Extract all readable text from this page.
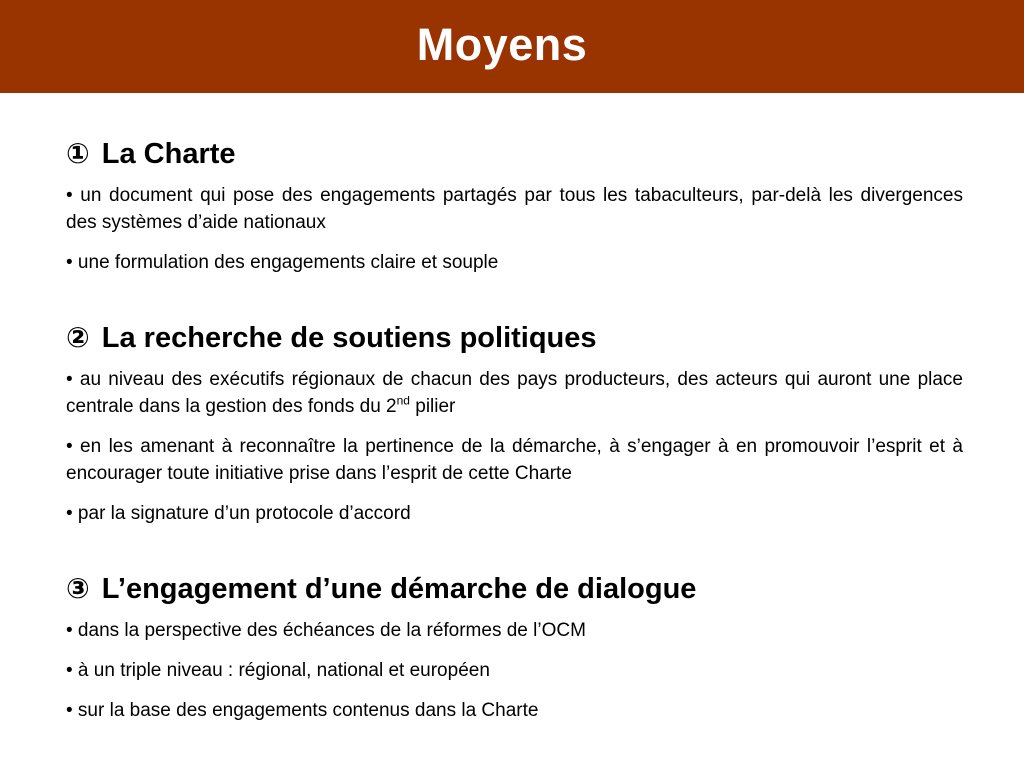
Moyens
① La Charte

• un document qui pose des engagements partagés par tous les tabaculteurs, par-delà les divergences des systèmes d’aide nationaux

• une formulation des engagements claire et souple

② La recherche de soutiens politiques

• au niveau des exécutifs régionaux de chacun des pays producteurs, des acteurs qui auront une place centrale dans la gestion des fonds du 2nd pilier

• en les amenant à reconnaître la pertinence de la démarche, à s’engager à en promouvoir l’esprit et à encourager toute initiative prise dans l’esprit de cette Charte

• par la signature d’un protocole d’accord

③ L’engagement d’une démarche de dialogue

• dans la perspective des échéances de la réformes de l’OCM

• à un triple niveau : régional, national et européen

• sur la base des engagements contenus dans la Charte
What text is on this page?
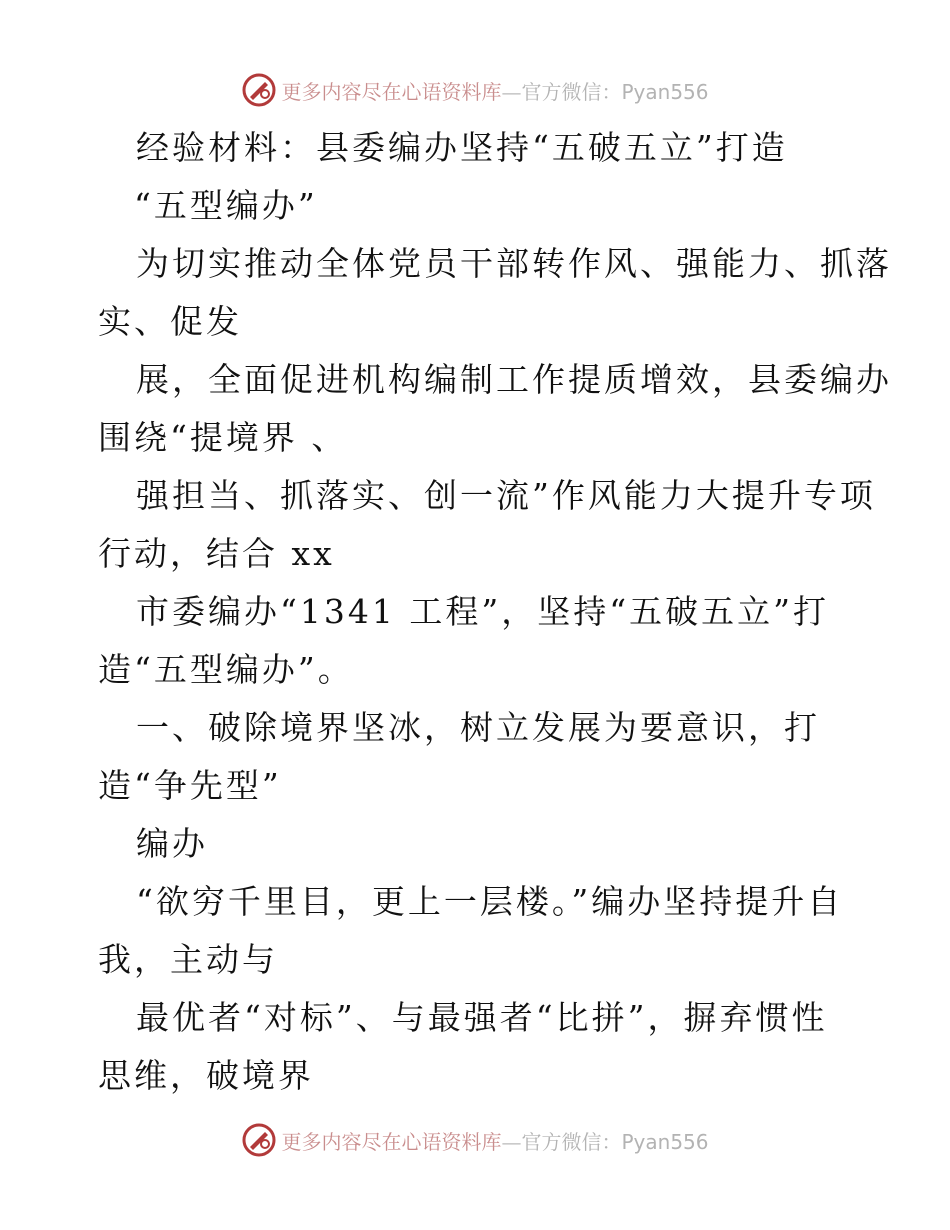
更多内容尽在心语资料库—官方微信：Pyan556
经验材料：县委编办坚持“五破五立”打造
“五型编办”
为切实推动全体党员干部转作风、强能力、抓落
实、促发
展，全面促进机构编制工作提质增效，县委编办
围绕“提境界 、
强担当、抓落实、创一流”作风能力大提升专项
行动，结合 xx
市委编办“1341 工程”，坚持“五破五立”打
造“五型编办”。
一、破除境界坚冰，树立发展为要意识，打
造“争先型”
编办
“欲穷千里目，更上一层楼。”编办坚持提升自
我，主动与
最优者“对标”、与最强者“比拼”，摒弃惯性
思维，破境界
更多内容尽在心语资料库—官方微信：Pyan556
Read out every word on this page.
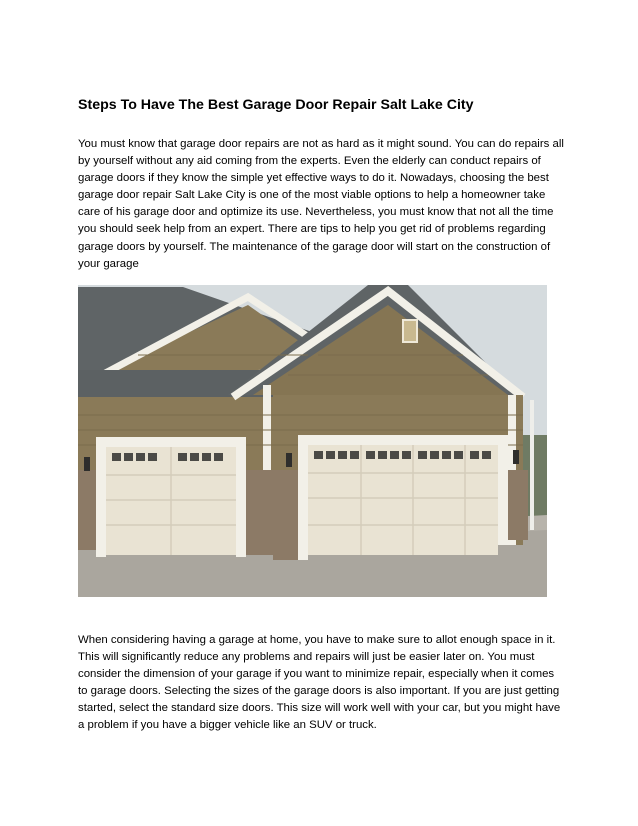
Steps To Have The Best Garage Door Repair Salt Lake City
You must know that garage door repairs are not as hard as it might sound. You can do repairs all
by yourself without any aid coming from the experts. Even the elderly can conduct repairs of
garage doors if they know the simple yet effective ways to do it. Nowadays, choosing the best
garage door repair Salt Lake City is one of the most viable options to help a homeowner take
care of his garage door and optimize its use. Nevertheless, you must know that not all the time
you should seek help from an expert. There are tips to help you get rid of problems regarding
garage doors by yourself. The maintenance of the garage door will start on the construction of
your garage
When considering having a garage at home, you have to make sure to allot enough space in it.
This will significantly reduce any problems and repairs will just be easier later on. You must
consider the dimension of your garage if you want to minimize repair, especially when it comes
to garage doors. Selecting the sizes of the garage doors is also important. If you are just getting
started, select the standard size doors. This size will work well with your car, but you might have
a problem if you have a bigger vehicle like an SUV or truck.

====================

## Problem description
Give back the entries verbatim. Do not include any picture.

## Task result
Extract all readable text from this page.
Moyens
① La Charte

• un document qui pose des engagements partagés par tous les tabaculteurs, par-delà les divergences des systèmes d’aide nationaux

• une formulation des engagements claire et souple

② La recherche de soutiens politiques

• au niveau des exécutifs régionaux de chacun des pays producteurs, des acteurs qui auront une place centrale dans la gestion des fonds du 2nd pilier

• en les amenant à reconnaître la pertinence de la démarche, à s’engager à en promouvoir l’esprit et à encourager toute initiative prise dans l’esprit de cette Charte

• par la signature d’un protocole d’accord

③ L’engagement d’une démarche de dialogue

• dans la perspective des échéances de la réformes de l’OCM

• à un triple niveau : régional, national et européen

• sur la base des engagements contenus dans la Charte
What text is on this page?
更多内容尽在心语资料库—官方微信：Pyan556
经验材料：县委编办坚持“五破五立”打造
“五型编办”
为切实推动全体党员干部转作风、强能力、抓落
实、促发
展，全面促进机构编制工作提质增效，县委编办
围绕“提境界 、
强担当、抓落实、创一流”作风能力大提升专项
行动，结合 xx
市委编办“1341 工程”，坚持“五破五立”打
造“五型编办”。
一、破除境界坚冰，树立发展为要意识，打
造“争先型”
编办
“欲穷千里目，更上一层楼。”编办坚持提升自
我，主动与
最优者“对标”、与最强者“比拼”，摒弃惯性
思维，破境界
更多内容尽在心语资料库—官方微信：Pyan556
Read out every word on this page.
Steps To Have The Best Garage Door Repair Salt Lake City
You must know that garage door repairs are not as hard as it might sound. You can do repairs all
by yourself without any aid coming from the experts. Even the elderly can conduct repairs of
garage doors if they know the simple yet effective ways to do it. Nowadays, choosing the best
garage door repair Salt Lake City is one of the most viable options to help a homeowner take
care of his garage door and optimize its use. Nevertheless, you must know that not all the time
you should seek help from an expert. There are tips to help you get rid of problems regarding
garage doors by yourself. The maintenance of the garage door will start on the construction of
your garage
When considering having a garage at home, you have to make sure to allot enough space in it.
This will significantly reduce any problems and repairs will just be easier later on. You must
consider the dimension of your garage if you want to minimize repair, especially when it comes
to garage doors. Selecting the sizes of the garage doors is also important. If you are just getting
started, select the standard size doors. This size will work well with your car, but you might have
a problem if you have a bigger vehicle like an SUV or truck.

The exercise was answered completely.